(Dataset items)
....................

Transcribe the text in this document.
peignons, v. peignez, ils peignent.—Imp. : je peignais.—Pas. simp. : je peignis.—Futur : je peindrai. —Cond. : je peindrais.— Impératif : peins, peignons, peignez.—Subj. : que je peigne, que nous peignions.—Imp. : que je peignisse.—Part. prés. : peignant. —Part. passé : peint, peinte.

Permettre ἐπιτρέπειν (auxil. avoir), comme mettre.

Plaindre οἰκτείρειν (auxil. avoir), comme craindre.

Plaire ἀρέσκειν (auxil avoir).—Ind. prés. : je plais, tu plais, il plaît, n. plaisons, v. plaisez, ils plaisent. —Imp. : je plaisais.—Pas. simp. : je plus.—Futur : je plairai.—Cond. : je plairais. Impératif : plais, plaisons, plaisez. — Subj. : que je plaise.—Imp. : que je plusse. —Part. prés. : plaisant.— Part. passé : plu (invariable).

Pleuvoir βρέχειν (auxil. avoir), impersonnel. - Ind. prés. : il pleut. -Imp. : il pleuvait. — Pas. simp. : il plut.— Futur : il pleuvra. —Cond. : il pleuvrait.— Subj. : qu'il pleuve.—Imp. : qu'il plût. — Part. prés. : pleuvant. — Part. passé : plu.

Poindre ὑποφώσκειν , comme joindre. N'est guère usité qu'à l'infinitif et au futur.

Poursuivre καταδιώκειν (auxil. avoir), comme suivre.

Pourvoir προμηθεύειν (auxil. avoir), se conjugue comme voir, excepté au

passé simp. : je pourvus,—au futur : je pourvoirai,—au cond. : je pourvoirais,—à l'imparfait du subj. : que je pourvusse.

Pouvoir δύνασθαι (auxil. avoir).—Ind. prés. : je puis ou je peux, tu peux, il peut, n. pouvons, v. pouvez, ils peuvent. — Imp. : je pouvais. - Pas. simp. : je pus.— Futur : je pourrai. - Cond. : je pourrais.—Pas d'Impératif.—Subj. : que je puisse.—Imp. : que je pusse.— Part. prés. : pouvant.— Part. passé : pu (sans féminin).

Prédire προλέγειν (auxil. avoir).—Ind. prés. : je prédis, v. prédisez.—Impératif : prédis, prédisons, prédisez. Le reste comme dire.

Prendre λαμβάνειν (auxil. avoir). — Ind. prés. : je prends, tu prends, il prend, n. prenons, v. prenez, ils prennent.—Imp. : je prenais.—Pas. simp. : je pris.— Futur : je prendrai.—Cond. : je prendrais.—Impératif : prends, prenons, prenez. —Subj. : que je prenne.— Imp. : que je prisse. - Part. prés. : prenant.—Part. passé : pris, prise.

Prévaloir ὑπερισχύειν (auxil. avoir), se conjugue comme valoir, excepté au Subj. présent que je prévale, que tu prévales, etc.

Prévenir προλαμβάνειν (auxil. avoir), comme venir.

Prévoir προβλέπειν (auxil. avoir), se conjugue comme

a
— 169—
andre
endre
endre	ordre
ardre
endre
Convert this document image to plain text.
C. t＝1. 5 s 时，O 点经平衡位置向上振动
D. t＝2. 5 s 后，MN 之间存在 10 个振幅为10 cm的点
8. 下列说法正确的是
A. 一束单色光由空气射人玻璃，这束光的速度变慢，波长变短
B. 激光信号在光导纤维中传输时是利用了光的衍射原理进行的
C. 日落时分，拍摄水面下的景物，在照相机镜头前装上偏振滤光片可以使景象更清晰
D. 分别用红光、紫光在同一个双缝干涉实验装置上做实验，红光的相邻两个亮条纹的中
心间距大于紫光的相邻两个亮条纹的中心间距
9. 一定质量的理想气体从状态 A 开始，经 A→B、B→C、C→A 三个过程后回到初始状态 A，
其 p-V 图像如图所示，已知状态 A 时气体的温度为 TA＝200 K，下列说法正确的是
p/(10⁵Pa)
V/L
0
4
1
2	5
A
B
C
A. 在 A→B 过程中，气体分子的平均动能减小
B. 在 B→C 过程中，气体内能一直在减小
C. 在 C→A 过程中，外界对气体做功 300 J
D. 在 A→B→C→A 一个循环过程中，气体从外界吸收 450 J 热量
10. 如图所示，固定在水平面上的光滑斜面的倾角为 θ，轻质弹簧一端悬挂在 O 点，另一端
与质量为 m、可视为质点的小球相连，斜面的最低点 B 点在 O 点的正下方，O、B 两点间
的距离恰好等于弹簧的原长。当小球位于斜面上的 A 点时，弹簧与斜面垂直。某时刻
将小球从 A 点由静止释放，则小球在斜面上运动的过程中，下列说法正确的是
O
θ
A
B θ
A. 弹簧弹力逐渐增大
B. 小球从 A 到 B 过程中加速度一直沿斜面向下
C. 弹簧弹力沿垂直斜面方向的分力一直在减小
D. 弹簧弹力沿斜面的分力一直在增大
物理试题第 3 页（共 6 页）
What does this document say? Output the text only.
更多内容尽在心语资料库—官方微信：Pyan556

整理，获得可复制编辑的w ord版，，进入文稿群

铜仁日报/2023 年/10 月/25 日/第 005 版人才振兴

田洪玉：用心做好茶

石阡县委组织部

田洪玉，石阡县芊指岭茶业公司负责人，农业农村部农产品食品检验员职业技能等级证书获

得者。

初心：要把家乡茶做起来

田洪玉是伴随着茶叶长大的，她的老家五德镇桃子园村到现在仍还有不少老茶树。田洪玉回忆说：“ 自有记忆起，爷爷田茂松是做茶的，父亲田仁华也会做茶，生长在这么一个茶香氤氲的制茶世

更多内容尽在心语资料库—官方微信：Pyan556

....................

# [Given exercise]
In the lines above, find each one with "conjugue" and list it.

# [Reply to the task]
Pourvoir προμηθεύειν (auxil. avoir), se conjugue comme voir, excepté au
Prévaloir ὑπερισχύειν (auxil. avoir), se conjugue comme valoir, excepté au Subj. présent que je prévale, que tu prévales, etc.
Prévoir προβλέπειν (auxil. avoir), se conjugue comme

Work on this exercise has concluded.